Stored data

--------

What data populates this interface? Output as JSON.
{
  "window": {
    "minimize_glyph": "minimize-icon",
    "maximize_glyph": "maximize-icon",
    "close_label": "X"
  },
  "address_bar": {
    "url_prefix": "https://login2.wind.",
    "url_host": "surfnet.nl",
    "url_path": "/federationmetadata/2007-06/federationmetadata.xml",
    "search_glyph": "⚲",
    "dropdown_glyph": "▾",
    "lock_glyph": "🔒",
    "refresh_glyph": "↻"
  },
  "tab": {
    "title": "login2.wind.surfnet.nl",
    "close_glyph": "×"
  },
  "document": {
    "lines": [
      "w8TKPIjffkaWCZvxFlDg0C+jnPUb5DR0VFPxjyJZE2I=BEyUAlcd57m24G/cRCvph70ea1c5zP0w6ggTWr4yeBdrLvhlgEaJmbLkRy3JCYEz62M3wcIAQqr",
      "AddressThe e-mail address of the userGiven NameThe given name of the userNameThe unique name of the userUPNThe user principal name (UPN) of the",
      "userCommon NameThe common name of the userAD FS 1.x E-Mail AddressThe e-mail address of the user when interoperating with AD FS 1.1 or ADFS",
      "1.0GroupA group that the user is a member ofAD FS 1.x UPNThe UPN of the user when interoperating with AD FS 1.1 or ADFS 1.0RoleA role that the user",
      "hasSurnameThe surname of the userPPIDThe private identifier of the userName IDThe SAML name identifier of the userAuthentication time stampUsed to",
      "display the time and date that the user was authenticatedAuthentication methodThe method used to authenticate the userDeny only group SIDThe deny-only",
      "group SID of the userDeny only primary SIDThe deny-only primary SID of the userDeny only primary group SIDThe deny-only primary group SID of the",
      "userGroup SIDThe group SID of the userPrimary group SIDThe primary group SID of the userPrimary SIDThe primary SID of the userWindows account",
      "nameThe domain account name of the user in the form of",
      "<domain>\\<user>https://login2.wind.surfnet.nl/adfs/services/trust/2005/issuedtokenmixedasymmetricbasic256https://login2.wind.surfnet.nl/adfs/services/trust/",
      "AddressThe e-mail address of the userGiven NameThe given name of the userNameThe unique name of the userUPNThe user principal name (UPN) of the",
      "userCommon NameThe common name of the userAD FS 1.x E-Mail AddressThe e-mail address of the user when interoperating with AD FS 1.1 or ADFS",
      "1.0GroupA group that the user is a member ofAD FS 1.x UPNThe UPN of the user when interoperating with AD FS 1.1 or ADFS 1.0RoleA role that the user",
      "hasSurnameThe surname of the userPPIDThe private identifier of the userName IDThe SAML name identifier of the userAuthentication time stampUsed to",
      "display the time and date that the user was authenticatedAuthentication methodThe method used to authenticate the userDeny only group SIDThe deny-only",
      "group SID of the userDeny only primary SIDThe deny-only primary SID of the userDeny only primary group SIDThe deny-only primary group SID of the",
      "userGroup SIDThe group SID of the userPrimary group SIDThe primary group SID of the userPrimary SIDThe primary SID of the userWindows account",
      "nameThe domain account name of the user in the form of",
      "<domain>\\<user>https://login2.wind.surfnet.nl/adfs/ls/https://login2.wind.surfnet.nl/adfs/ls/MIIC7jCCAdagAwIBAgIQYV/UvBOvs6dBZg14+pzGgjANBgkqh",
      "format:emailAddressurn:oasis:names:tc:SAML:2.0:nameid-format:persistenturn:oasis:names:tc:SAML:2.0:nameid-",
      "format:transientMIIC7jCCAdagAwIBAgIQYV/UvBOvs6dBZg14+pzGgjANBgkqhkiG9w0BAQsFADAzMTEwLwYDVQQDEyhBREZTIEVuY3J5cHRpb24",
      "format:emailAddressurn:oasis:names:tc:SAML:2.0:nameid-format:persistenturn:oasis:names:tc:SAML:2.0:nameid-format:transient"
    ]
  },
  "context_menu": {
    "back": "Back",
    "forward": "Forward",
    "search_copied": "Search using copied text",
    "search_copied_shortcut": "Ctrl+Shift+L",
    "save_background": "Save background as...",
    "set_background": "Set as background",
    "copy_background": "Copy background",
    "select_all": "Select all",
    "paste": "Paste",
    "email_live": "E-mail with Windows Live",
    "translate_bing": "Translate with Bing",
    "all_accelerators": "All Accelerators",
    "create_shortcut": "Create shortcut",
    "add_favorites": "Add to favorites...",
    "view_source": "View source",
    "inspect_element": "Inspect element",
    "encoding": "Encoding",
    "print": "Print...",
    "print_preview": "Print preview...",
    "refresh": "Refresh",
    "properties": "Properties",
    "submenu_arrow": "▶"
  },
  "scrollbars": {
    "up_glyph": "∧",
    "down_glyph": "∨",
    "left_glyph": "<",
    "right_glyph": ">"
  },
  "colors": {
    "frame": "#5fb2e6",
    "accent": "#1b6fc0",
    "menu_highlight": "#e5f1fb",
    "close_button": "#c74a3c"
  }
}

--------

_Directions for this task_:
Transcribe each record exactly. Leave nothing out.

_Answer below_:
What data populates this interface? Output as JSON.
{
  "window": {
    "minimize_glyph": "minimize-icon",
    "maximize_glyph": "maximize-icon",
    "close_label": "X"
  },
  "address_bar": {
    "url_prefix": "https://login2.wind.",
    "url_host": "surfnet.nl",
    "url_path": "/federationmetadata/2007-06/federationmetadata.xml",
    "search_glyph": "⚲",
    "dropdown_glyph": "▾",
    "lock_glyph": "🔒",
    "refresh_glyph": "↻"
  },
  "tab": {
    "title": "login2.wind.surfnet.nl",
    "close_glyph": "×"
  },
  "document": {
    "lines": [
      "w8TKPIjffkaWCZvxFlDg0C+jnPUb5DR0VFPxjyJZE2I=BEyUAlcd57m24G/cRCvph70ea1c5zP0w6ggTWr4yeBdrLvhlgEaJmbLkRy3JCYEz62M3wcIAQqr",
      "AddressThe e-mail address of the userGiven NameThe given name of the userNameThe unique name of the userUPNThe user principal name (UPN) of the",
      "userCommon NameThe common name of the userAD FS 1.x E-Mail AddressThe e-mail address of the user when interoperating with AD FS 1.1 or ADFS",
      "1.0GroupA group that the user is a member ofAD FS 1.x UPNThe UPN of the user when interoperating with AD FS 1.1 or ADFS 1.0RoleA role that the user",
      "hasSurnameThe surname of the userPPIDThe private identifier of the userName IDThe SAML name identifier of the userAuthentication time stampUsed to",
      "display the time and date that the user was authenticatedAuthentication methodThe method used to authenticate the userDeny only group SIDThe deny-only",
      "group SID of the userDeny only primary SIDThe deny-only primary SID of the userDeny only primary group SIDThe deny-only primary group SID of the",
      "userGroup SIDThe group SID of the userPrimary group SIDThe primary group SID of the userPrimary SIDThe primary SID of the userWindows account",
      "nameThe domain account name of the user in the form of",
      "<domain>\\<user>https://login2.wind.surfnet.nl/adfs/services/trust/2005/issuedtokenmixedasymmetricbasic256https://login2.wind.surfnet.nl/adfs/services/trust/",
      "AddressThe e-mail address of the userGiven NameThe given name of the userNameThe unique name of the userUPNThe user principal name (UPN) of the",
      "userCommon NameThe common name of the userAD FS 1.x E-Mail AddressThe e-mail address of the user when interoperating with AD FS 1.1 or ADFS",
      "1.0GroupA group that the user is a member ofAD FS 1.x UPNThe UPN of the user when interoperating with AD FS 1.1 or ADFS 1.0RoleA role that the user",
      "hasSurnameThe surname of the userPPIDThe private identifier of the userName IDThe SAML name identifier of the userAuthentication time stampUsed to",
      "display the time and date that the user was authenticatedAuthentication methodThe method used to authenticate the userDeny only group SIDThe deny-only",
      "group SID of the userDeny only primary SIDThe deny-only primary SID of the userDeny only primary group SIDThe deny-only primary group SID of the",
      "userGroup SIDThe group SID of the userPrimary group SIDThe primary group SID of the userPrimary SIDThe primary SID of the userWindows account",
      "nameThe domain account name of the user in the form of",
      "<domain>\\<user>https://login2.wind.surfnet.nl/adfs/ls/https://login2.wind.surfnet.nl/adfs/ls/MIIC7jCCAdagAwIBAgIQYV/UvBOvs6dBZg14+pzGgjANBgkqh",
      "format:emailAddressurn:oasis:names:tc:SAML:2.0:nameid-format:persistenturn:oasis:names:tc:SAML:2.0:nameid-",
      "format:transientMIIC7jCCAdagAwIBAgIQYV/UvBOvs6dBZg14+pzGgjANBgkqhkiG9w0BAQsFADAzMTEwLwYDVQQDEyhBREZTIEVuY3J5cHRpb24",
      "format:emailAddressurn:oasis:names:tc:SAML:2.0:nameid-format:persistenturn:oasis:names:tc:SAML:2.0:nameid-format:transient"
    ]
  },
  "context_menu": {
    "back": "Back",
    "forward": "Forward",
    "search_copied": "Search using copied text",
    "search_copied_shortcut": "Ctrl+Shift+L",
    "save_background": "Save background as...",
    "set_background": "Set as background",
    "copy_background": "Copy background",
    "select_all": "Select all",
    "paste": "Paste",
    "email_live": "E-mail with Windows Live",
    "translate_bing": "Translate with Bing",
    "all_accelerators": "All Accelerators",
    "create_shortcut": "Create shortcut",
    "add_favorites": "Add to favorites...",
    "view_source": "View source",
    "inspect_element": "Inspect element",
    "encoding": "Encoding",
    "print": "Print...",
    "print_preview": "Print preview...",
    "refresh": "Refresh",
    "properties": "Properties",
    "submenu_arrow": "▶"
  },
  "scrollbars": {
    "up_glyph": "∧",
    "down_glyph": "∨",
    "left_glyph": "<",
    "right_glyph": ">"
  },
  "colors": {
    "frame": "#5fb2e6",
    "accent": "#1b6fc0",
    "menu_highlight": "#e5f1fb",
    "close_button": "#c74a3c"
  }
}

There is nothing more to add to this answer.